======== DATA ROWS ========

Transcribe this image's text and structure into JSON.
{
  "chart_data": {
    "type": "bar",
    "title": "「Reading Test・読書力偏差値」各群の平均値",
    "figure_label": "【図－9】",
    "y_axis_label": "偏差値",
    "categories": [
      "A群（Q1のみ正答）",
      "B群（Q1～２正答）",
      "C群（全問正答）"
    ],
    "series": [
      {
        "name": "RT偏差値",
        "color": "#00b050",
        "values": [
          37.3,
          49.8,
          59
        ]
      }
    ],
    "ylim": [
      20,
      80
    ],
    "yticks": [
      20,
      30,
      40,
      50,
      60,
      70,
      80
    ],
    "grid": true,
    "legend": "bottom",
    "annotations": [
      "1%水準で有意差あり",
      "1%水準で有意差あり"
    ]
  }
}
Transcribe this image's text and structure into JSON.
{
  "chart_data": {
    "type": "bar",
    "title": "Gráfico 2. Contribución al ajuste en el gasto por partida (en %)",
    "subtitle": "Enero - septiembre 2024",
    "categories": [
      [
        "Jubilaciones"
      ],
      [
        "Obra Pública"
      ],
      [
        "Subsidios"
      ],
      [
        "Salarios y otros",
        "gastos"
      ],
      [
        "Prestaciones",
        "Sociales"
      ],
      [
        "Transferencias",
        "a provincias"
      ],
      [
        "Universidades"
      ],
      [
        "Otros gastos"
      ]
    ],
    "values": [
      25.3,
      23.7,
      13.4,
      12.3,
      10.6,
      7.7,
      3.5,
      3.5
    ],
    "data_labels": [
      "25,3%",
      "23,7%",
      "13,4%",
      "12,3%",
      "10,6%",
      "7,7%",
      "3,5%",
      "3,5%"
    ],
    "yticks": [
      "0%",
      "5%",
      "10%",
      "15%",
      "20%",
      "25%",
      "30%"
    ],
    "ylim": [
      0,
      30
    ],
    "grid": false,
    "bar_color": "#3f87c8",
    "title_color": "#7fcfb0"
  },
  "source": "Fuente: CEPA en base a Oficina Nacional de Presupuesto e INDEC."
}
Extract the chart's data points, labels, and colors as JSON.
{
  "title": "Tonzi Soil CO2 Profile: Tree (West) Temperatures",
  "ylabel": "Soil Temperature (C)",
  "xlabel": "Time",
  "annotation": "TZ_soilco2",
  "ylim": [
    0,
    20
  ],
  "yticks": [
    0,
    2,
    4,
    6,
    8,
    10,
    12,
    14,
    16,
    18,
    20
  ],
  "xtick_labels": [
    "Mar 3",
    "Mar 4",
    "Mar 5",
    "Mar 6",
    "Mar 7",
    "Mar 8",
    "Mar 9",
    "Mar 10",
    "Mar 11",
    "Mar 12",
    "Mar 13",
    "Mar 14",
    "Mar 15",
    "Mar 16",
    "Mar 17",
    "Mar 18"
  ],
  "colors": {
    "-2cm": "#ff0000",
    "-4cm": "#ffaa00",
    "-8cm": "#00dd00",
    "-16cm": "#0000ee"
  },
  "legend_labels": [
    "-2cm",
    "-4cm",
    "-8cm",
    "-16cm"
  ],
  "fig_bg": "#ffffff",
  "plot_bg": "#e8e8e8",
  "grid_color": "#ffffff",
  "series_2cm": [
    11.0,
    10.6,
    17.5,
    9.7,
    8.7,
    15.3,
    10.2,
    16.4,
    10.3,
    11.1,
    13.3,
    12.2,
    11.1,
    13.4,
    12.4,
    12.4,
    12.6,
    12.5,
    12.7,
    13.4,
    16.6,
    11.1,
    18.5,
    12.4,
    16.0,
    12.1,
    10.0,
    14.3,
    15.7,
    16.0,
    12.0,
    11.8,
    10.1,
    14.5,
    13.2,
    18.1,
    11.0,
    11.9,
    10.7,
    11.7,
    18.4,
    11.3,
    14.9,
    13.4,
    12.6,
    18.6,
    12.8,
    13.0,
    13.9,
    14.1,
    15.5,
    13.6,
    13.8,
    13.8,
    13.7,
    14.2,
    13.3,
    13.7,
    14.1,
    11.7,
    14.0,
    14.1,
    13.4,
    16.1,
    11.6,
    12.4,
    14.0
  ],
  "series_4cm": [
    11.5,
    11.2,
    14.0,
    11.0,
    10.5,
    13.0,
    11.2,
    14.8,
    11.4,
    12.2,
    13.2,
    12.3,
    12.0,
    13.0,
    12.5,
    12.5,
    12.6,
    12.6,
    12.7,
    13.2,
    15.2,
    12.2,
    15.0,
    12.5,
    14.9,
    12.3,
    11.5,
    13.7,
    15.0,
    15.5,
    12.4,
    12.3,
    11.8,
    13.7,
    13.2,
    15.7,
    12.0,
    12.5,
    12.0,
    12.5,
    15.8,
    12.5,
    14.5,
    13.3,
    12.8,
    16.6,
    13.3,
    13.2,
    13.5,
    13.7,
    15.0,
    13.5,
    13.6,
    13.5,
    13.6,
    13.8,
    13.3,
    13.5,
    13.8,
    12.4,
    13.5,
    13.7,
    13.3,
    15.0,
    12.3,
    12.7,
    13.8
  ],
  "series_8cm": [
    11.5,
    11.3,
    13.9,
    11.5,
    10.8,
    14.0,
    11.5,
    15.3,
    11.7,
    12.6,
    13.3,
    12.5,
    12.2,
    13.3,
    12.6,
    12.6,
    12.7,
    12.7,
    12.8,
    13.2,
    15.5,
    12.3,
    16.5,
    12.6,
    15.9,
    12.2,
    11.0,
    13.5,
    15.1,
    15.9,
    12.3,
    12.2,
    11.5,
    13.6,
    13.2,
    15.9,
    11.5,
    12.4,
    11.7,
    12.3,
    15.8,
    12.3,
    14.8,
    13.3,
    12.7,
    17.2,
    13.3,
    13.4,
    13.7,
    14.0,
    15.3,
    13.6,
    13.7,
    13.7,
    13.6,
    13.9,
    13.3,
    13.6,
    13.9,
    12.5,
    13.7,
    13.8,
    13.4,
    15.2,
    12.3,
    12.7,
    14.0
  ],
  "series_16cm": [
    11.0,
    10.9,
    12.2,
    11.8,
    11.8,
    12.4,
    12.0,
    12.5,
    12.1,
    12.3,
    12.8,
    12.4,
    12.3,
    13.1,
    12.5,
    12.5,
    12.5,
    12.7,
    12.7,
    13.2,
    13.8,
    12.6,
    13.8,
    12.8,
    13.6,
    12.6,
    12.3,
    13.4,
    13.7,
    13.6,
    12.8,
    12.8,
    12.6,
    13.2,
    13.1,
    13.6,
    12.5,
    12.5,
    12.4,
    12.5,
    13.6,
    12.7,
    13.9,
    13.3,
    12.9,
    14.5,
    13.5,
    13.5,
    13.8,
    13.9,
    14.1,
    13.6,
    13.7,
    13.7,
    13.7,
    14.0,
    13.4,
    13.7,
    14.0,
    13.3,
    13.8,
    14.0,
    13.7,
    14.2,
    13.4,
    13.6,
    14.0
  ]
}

========

■ **WHAT YOU HAVE TO DO**
Copy every single line of the material above that holds "colors".

■ **ANSWER TO THIS EXERCISE**
Extract the chart's data points, labels, and colors as JSON.
  "colors": {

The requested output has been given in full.